• [SHORT PROBLEM]: Set down each entry from the block beneath, exactly as written.

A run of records
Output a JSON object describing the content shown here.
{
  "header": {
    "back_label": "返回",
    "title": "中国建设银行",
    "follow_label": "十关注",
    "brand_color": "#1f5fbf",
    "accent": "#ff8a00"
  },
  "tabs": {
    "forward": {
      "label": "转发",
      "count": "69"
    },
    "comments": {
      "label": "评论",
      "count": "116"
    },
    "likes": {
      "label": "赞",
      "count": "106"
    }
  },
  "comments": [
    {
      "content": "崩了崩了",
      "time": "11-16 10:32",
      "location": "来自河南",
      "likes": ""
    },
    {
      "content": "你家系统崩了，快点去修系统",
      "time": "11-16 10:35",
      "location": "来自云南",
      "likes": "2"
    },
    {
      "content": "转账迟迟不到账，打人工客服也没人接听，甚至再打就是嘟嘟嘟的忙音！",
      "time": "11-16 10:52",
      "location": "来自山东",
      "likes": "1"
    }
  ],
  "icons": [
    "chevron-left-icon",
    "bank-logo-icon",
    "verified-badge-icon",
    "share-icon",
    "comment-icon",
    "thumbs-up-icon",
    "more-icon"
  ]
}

• [ANSWER TO THIS PROBLEM]:
Output a JSON object describing the content shown here.
{
  "header": {
    "back_label": "返回",
    "title": "中国建设银行",
    "follow_label": "十关注",
    "brand_color": "#1f5fbf",
    "accent": "#ff8a00"
  },
  "tabs": {
    "forward": {
      "label": "转发",
      "count": "69"
    },
    "comments": {
      "label": "评论",
      "count": "116"
    },
    "likes": {
      "label": "赞",
      "count": "106"
    }
  },
  "comments": [
    {
      "content": "崩了崩了",
      "time": "11-16 10:32",
      "location": "来自河南",
      "likes": ""
    },
    {
      "content": "你家系统崩了，快点去修系统",
      "time": "11-16 10:35",
      "location": "来自云南",
      "likes": "2"
    },
    {
      "content": "转账迟迟不到账，打人工客服也没人接听，甚至再打就是嘟嘟嘟的忙音！",
      "time": "11-16 10:52",
      "location": "来自山东",
      "likes": "1"
    }
  ],
  "icons": [
    "chevron-left-icon",
    "bank-logo-icon",
    "verified-badge-icon",
    "share-icon",
    "comment-icon",
    "thumbs-up-icon",
    "more-icon"
  ]
}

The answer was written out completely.